- **Quoted text**
--- --- ---

95

I have a bunch of Arabic, English, Russian files which are encoded in utf-8. Trying to process these files using a Perl script, I get this error:

Malformed UTF-8 character (fatal)

Manually checking the content of these files, I found some strange characters in them. Now I'm looking for a way to automatically remove these characters from the files.

Is there anyway to do it?

Hakim
  • 11,110
  • 14
  • 34
  • 37
  • 2
    Maybe it's the same as this: http://stackoverflow.com/questions/7656283/malformed-utf-8-character-fatal-error-while-parsing-xml-using-xmllibxml – Olaf Dietsche Oct 21 '12 at 16:29
  • 2
    Please refer to this link: http://unix.stackexchange.com/questions/6516/filtering-invalid-utf8 – askmish Oct 21 '12 at 16:50
  • 4
    What are non UTF-8 characters? All characters in a well formed UTF-8 string are UTF-8 (actually Unicode) characters! Some of them are UTF-8 encoded in several consecutive bytes.... – Basile Starynkevitch Oct 21 '12 at 16:58
  • 3
    @BasileStarynkevitch: the error message clearly states that there is a malformed UTF-8 character. That means that a byte appeared that cannot appear as part of a valid UTF-8 file. That's not hard; it could be a 0xC0 or 0xC1 byte, or 0xF5..0xFF, or a sequencing problem with bytes that would otherwise be valid. – Jonathan Leffler Dec 08 '12 at 04:53

4 Answers4

181

This command:

iconv -f utf-8 -t utf-8 -c file.txt

will clean up your UTF-8 file, skipping all the invalid characters.

--- --- ---

- **Information supplied**
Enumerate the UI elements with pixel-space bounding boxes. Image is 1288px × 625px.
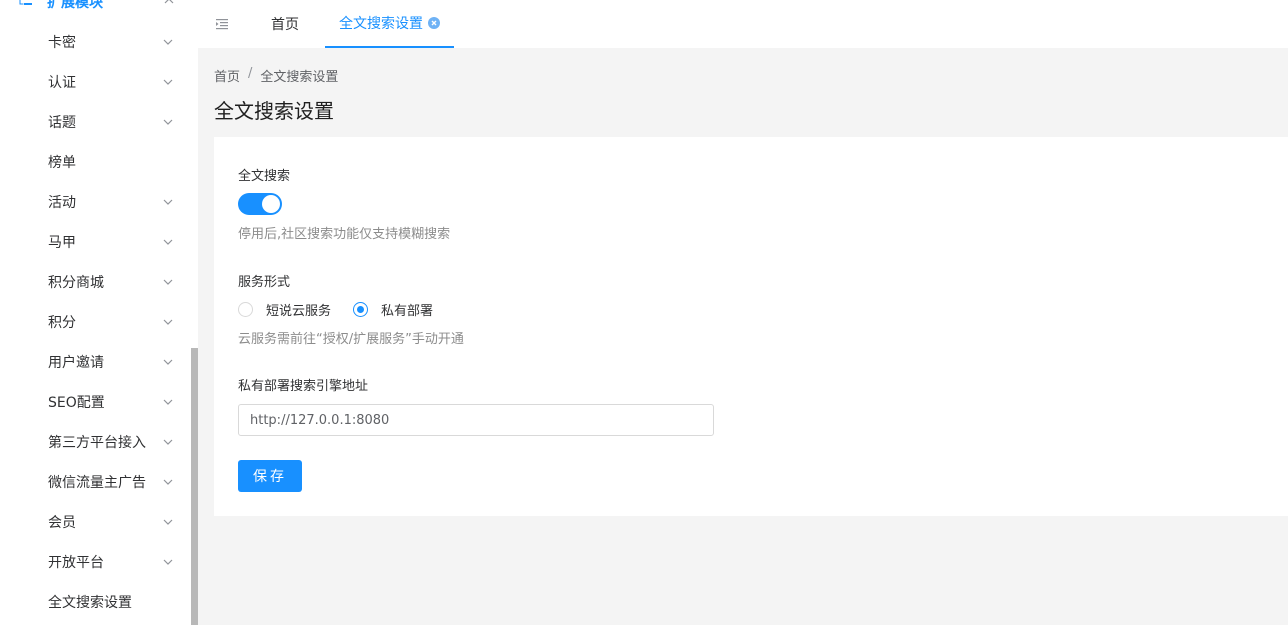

--- --- ---

- **Given task**
Answer these from the thread about malformed UTF-8 files:
1. In which languages are the files written?
2. What error does the Perl script give?
3. What command does the answer offer to clean up the file?
The material can be set aside here.

- **Reply to the task**
1. Arabic, English and Russian.
2. Malformed UTF-8 character (fatal)
3. iconv -f utf-8 -t utf-8 -c file.txt